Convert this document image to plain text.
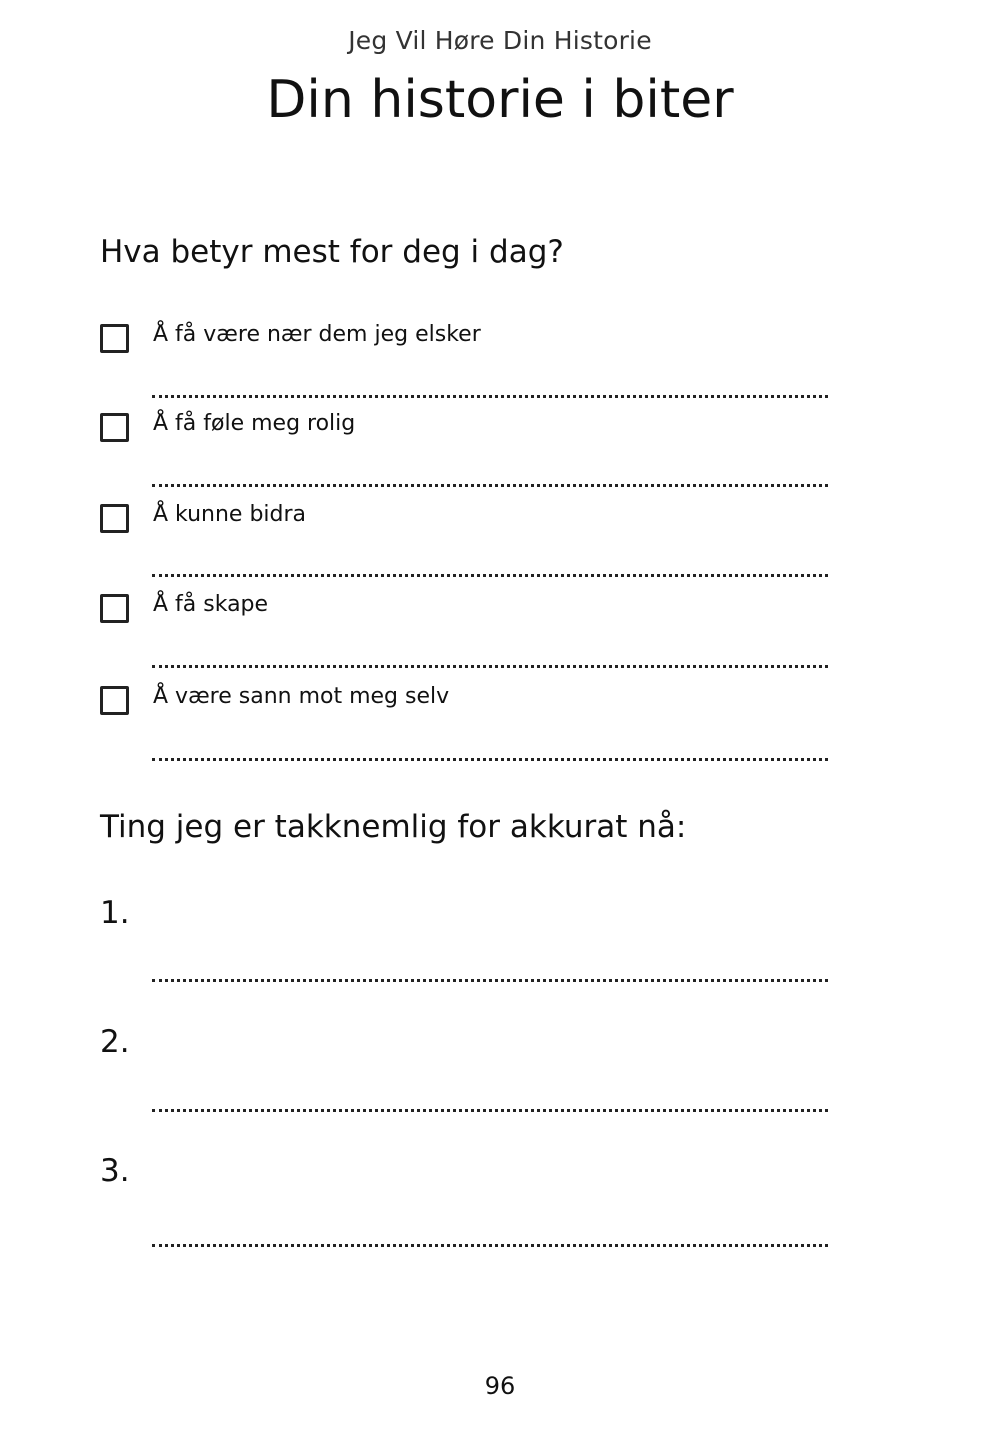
Jeg Vil Høre Din Historie
Din historie i biter
Hva betyr mest for deg i dag?
Å få være nær dem jeg elsker
Å få føle meg rolig
Å kunne bidra
Å få skape
Å være sann mot meg selv
Ting jeg er takknemlig for akkurat nå:
1.
2.
3.
96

━━━━

**WRITTEN TASK:** Repeat the entries exactly and keep the pictures out of the copy.

**COMPLETE RESPONSE:**
Convert this document image to plain text.
Jeg Vil Høre Din Historie
Din historie i biter
Hva betyr mest for deg i dag?
Å få være nær dem jeg elsker
Å få føle meg rolig
Å kunne bidra
Å få skape
Å være sann mot meg selv
Ting jeg er takknemlig for akkurat nå:
1.
2.
3.
96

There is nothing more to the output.